### What you need to do
In the material below, find all lines with the string "detached" and copy them.

### Figure data in JSON
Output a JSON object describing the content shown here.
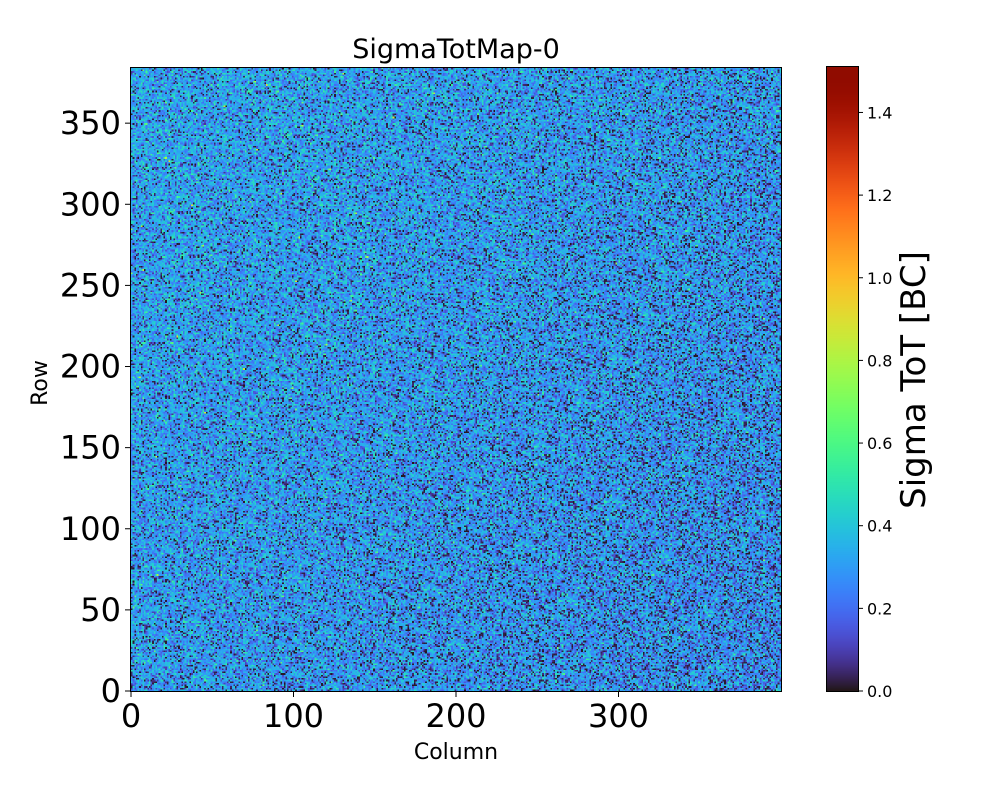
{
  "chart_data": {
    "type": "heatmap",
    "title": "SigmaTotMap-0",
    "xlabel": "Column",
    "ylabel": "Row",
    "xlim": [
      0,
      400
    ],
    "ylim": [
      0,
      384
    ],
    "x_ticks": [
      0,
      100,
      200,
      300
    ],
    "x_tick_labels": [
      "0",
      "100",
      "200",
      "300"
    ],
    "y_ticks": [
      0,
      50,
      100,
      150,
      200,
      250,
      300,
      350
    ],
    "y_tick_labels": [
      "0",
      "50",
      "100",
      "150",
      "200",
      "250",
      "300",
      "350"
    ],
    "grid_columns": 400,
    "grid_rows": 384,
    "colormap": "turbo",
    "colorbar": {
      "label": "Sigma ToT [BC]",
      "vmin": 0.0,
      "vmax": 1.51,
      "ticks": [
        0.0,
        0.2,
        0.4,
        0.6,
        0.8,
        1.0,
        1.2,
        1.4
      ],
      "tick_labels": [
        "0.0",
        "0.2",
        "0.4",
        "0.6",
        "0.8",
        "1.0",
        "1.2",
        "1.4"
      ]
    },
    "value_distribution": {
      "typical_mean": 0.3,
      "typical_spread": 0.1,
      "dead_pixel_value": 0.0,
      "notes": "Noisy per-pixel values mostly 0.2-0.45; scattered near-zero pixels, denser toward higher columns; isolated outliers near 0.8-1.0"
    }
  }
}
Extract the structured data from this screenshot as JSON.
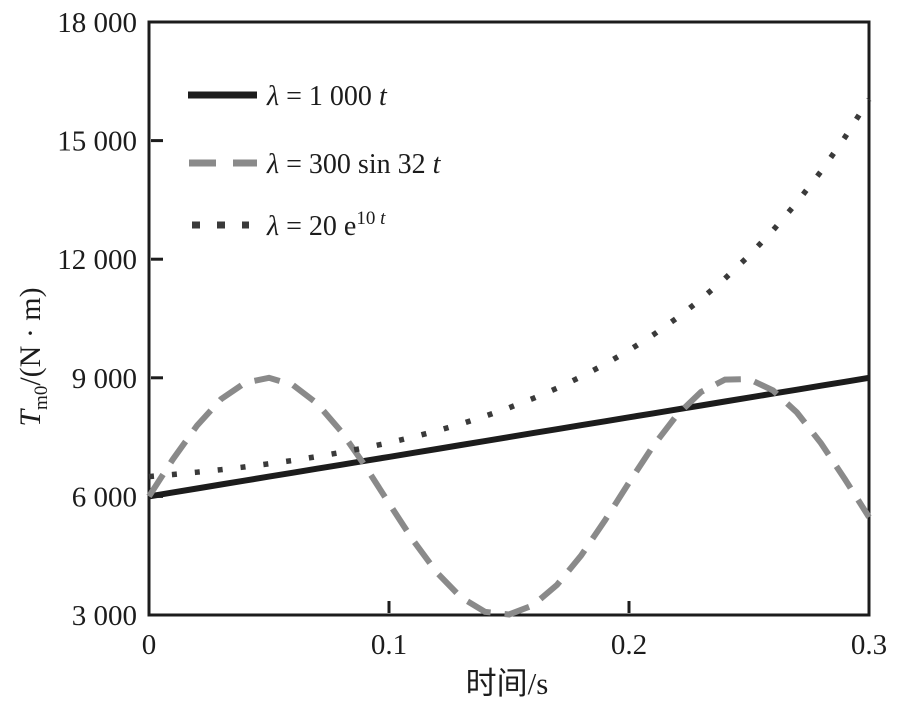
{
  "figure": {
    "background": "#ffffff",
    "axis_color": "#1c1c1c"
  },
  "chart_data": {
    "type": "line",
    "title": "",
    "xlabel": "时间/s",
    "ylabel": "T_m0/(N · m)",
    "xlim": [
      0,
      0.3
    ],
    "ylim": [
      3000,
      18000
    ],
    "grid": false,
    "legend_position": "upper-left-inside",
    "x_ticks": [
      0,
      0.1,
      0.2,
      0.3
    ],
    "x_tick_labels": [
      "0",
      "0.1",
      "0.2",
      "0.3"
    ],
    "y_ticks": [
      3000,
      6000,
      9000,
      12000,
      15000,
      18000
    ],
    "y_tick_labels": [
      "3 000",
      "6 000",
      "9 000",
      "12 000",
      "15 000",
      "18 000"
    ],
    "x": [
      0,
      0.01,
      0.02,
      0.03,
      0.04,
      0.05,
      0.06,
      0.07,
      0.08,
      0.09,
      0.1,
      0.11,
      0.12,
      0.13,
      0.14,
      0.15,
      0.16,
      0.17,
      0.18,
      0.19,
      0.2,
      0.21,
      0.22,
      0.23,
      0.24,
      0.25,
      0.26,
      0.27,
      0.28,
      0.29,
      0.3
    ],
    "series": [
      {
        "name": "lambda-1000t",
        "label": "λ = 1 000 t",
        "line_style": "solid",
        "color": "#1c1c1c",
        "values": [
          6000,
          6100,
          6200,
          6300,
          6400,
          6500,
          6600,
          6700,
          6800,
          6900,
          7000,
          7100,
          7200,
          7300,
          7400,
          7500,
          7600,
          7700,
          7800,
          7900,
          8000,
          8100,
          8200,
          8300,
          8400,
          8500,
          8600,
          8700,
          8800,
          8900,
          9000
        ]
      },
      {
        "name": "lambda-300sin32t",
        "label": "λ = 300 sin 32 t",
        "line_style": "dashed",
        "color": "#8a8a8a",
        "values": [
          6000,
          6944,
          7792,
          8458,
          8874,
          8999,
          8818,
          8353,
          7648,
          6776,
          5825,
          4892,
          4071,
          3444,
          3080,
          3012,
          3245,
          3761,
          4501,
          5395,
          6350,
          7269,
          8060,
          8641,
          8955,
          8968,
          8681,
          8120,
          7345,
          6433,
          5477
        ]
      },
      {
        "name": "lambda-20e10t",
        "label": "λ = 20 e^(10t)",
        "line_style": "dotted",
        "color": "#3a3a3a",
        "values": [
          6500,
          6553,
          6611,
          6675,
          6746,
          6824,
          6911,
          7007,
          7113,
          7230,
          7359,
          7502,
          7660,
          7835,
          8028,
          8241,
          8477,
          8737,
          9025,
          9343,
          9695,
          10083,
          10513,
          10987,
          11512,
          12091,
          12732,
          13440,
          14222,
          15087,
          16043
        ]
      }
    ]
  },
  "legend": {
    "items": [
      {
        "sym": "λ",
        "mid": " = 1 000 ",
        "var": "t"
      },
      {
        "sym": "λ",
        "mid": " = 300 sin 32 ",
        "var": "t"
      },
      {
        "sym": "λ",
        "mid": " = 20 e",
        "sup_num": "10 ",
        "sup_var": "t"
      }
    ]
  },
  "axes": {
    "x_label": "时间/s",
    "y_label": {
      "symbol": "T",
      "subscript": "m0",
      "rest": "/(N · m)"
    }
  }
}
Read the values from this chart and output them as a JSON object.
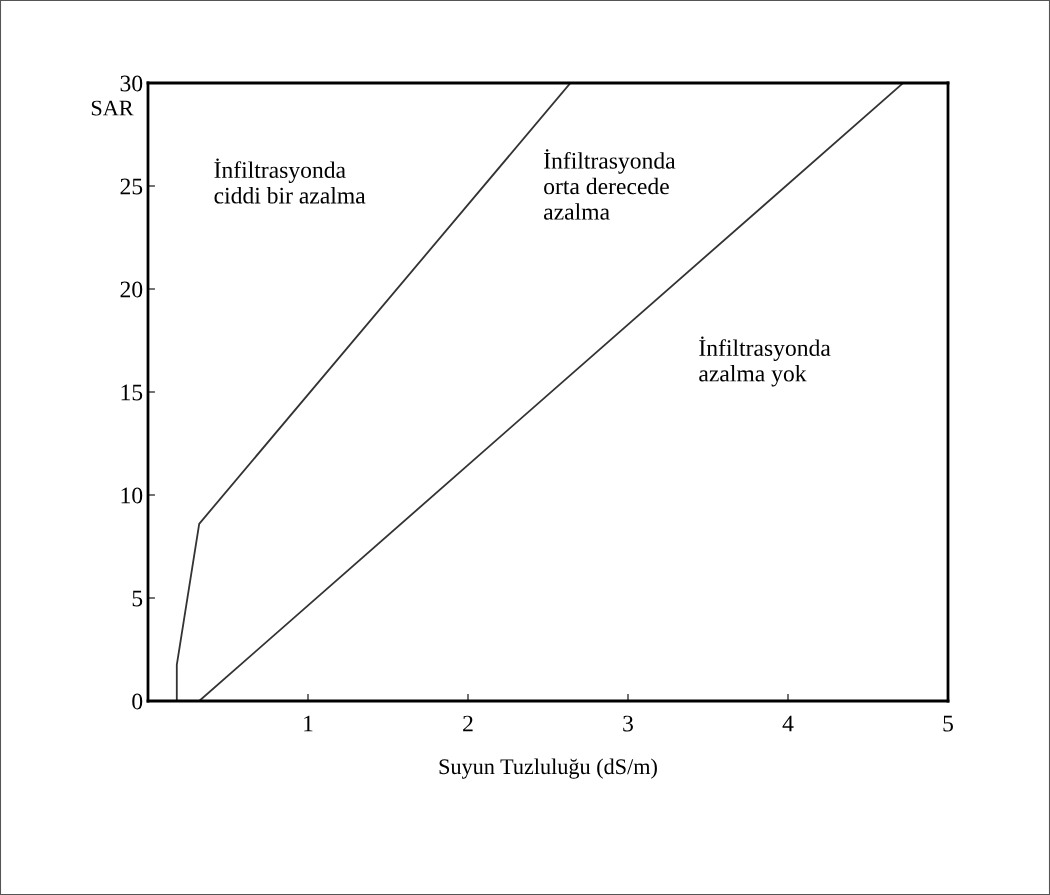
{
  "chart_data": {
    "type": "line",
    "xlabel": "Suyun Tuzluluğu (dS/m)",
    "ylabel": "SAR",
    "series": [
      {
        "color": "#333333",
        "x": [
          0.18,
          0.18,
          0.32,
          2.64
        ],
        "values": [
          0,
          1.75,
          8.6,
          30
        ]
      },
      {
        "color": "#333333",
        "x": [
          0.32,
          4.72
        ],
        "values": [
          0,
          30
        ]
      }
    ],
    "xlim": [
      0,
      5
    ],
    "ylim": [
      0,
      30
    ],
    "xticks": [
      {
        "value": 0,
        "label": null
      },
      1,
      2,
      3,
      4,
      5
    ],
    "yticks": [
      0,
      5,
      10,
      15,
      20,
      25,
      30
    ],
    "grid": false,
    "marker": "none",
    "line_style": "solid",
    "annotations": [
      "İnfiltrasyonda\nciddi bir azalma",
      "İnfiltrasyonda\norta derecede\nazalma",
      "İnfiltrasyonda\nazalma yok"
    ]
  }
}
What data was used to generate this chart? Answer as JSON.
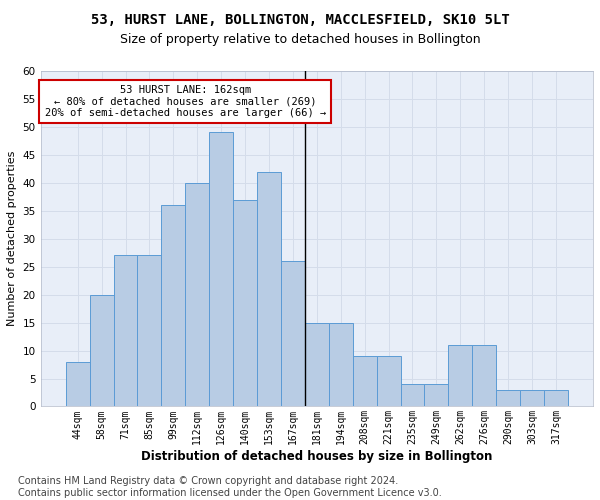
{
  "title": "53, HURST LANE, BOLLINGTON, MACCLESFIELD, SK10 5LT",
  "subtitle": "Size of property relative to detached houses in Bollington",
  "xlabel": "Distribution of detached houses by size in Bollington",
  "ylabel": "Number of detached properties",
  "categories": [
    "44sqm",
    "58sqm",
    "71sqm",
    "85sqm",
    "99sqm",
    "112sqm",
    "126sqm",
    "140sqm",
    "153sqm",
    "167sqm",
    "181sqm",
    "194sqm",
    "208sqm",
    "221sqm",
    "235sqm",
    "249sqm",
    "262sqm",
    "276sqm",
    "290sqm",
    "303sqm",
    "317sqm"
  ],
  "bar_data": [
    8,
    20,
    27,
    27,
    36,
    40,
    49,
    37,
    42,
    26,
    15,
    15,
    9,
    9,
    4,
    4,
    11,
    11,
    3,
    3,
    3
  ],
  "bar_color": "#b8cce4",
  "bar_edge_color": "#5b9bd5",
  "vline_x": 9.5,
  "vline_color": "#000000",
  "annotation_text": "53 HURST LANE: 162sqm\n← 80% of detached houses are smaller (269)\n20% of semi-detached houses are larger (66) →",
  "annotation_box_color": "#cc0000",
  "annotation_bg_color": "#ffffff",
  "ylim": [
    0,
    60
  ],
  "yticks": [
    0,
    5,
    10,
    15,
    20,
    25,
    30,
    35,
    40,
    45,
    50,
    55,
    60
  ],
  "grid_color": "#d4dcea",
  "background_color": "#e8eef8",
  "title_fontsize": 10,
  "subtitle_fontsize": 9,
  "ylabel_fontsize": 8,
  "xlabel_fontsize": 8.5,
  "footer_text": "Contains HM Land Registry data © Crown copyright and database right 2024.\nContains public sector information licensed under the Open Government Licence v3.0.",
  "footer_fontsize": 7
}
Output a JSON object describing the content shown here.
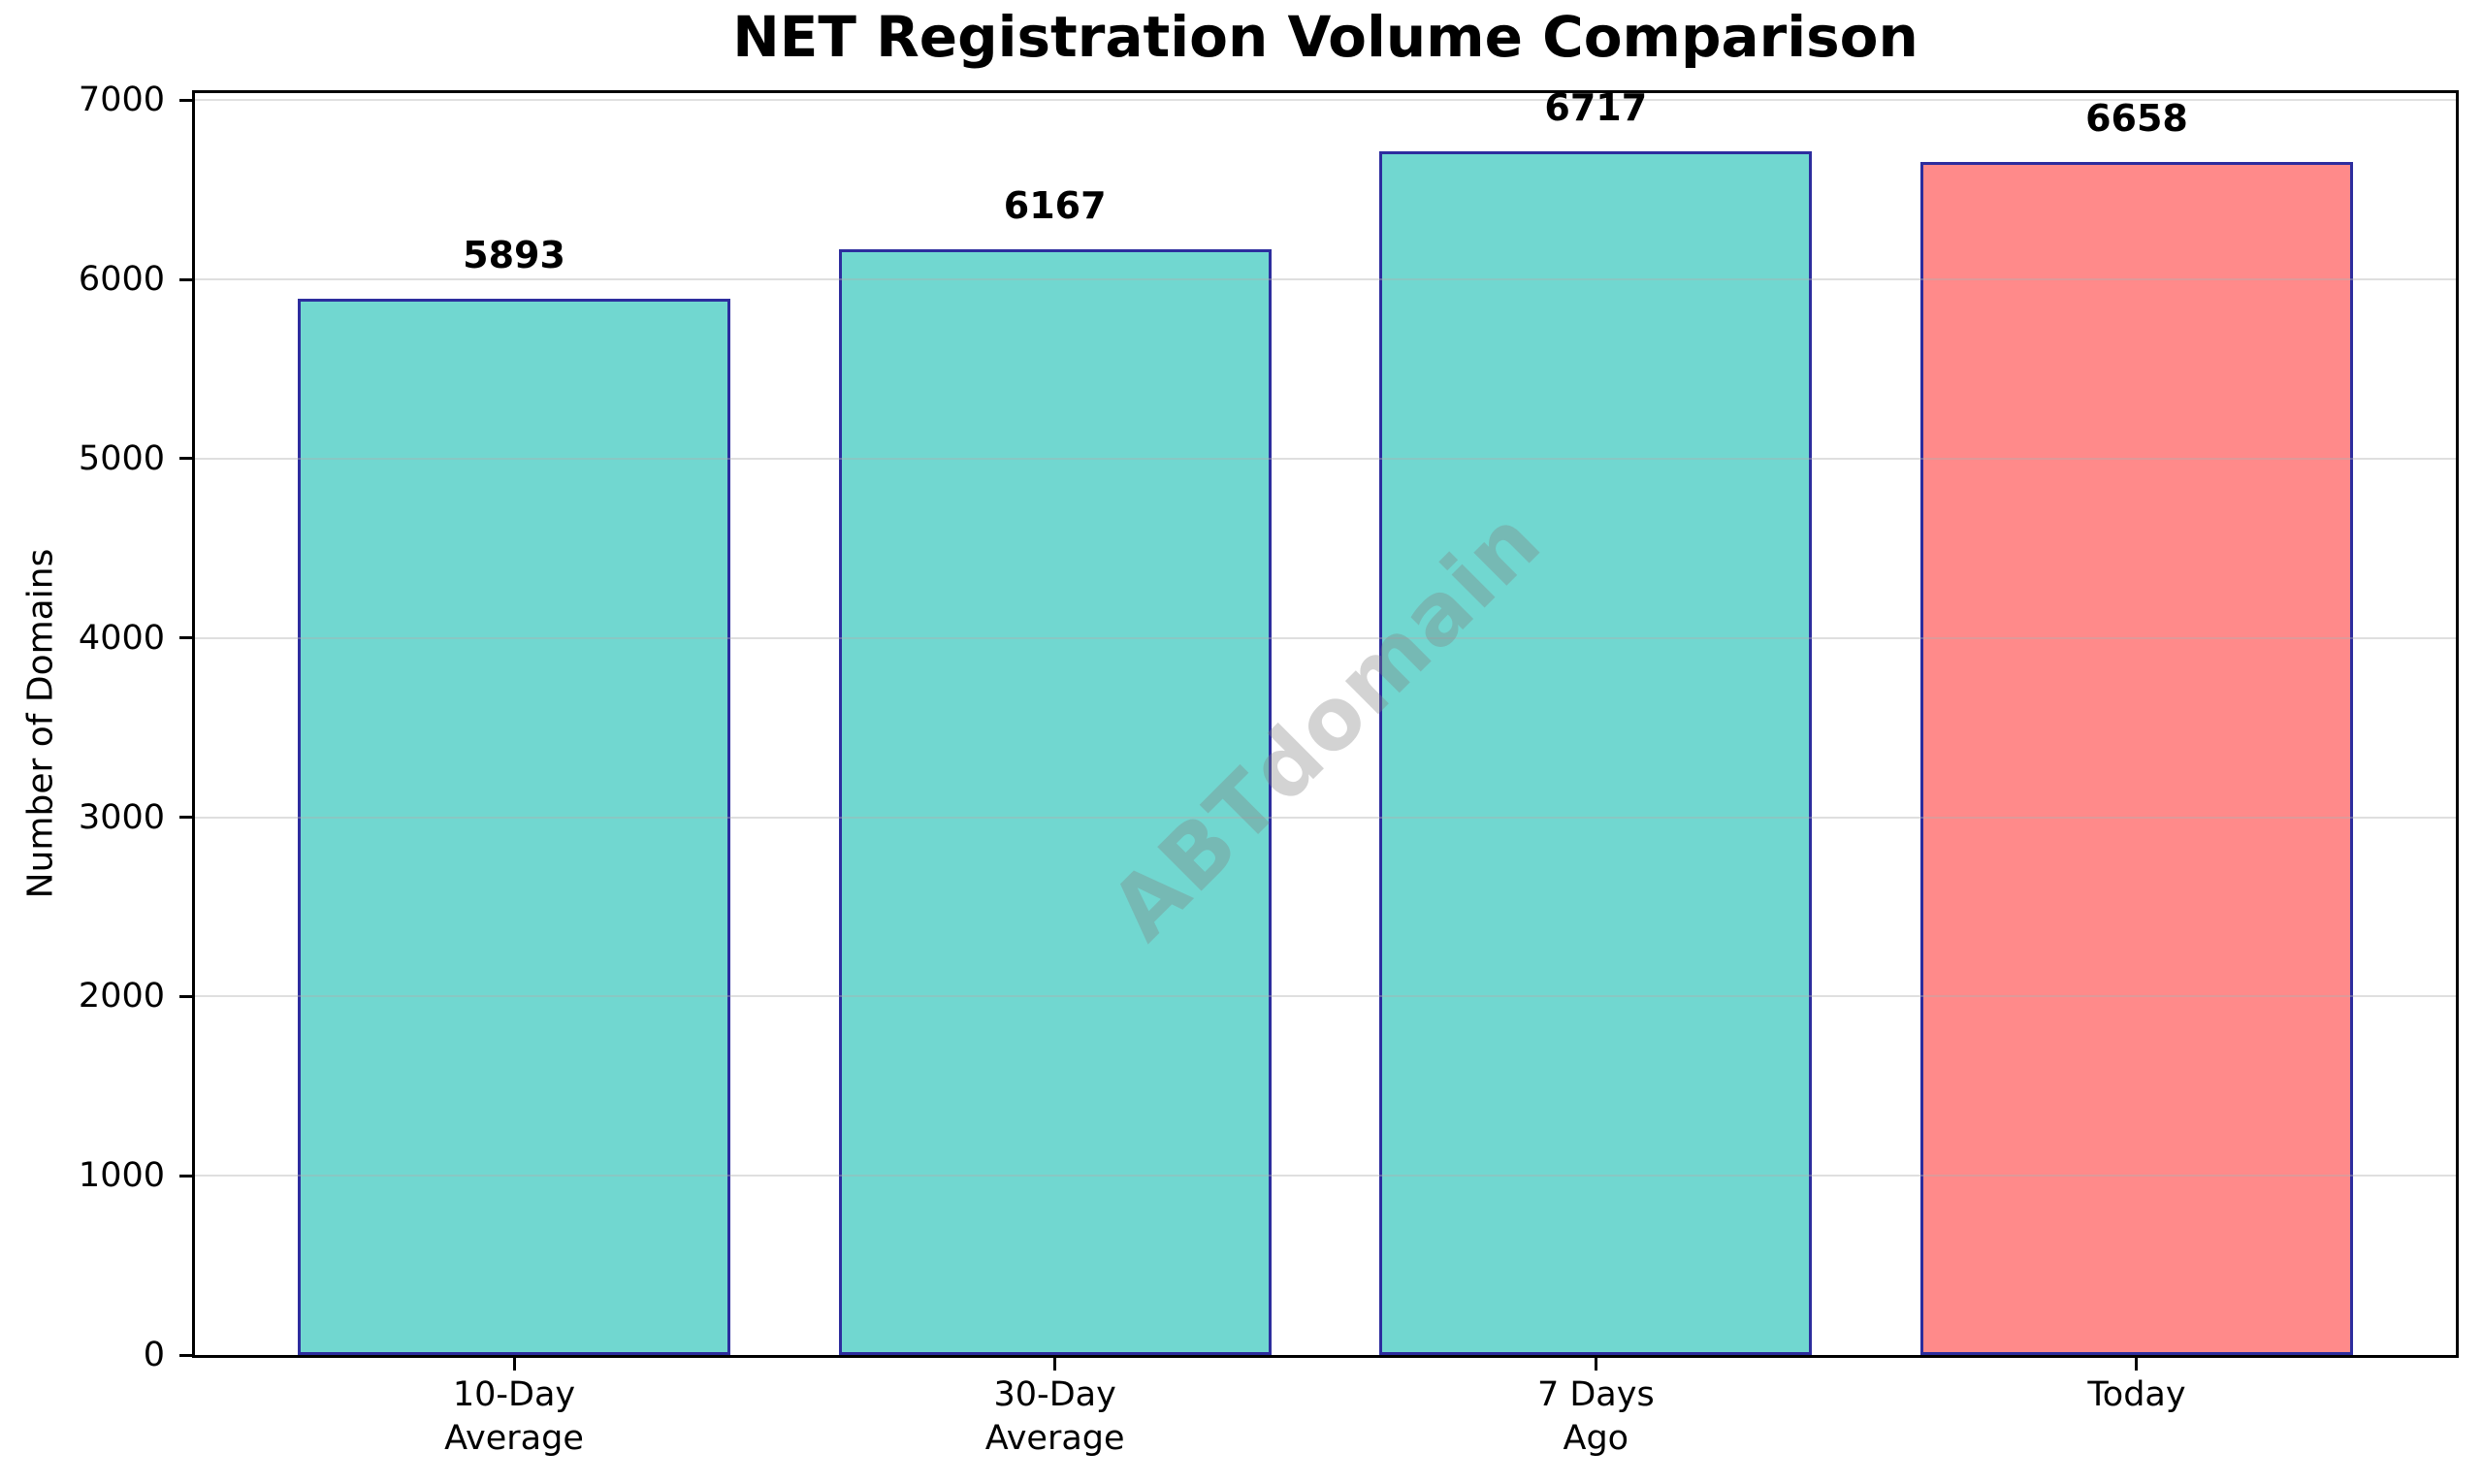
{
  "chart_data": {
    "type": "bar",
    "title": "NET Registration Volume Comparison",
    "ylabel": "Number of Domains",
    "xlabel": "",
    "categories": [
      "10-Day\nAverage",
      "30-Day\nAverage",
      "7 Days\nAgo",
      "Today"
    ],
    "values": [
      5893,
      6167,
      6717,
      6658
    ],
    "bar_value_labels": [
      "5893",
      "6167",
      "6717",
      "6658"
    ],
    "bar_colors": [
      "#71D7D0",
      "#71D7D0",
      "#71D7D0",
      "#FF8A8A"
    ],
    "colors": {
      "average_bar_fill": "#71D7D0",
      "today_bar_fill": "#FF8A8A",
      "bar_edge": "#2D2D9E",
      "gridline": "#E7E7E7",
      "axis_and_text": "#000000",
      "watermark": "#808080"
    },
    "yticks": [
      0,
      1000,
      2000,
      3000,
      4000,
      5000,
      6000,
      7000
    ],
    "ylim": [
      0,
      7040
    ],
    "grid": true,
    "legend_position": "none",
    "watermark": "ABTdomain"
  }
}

### The answer
  "subtitle": "Size of property relative to detached houses in Bollington",
  "xlabel": "Distribution of detached houses by size in Bollington",
  "ylabel": "Number of detached properties",
  "annotation_text": "53 HURST LANE: 162sqm\n← 80% of detached houses are smaller (269)\n20% of semi-detached houses are larger (66) →",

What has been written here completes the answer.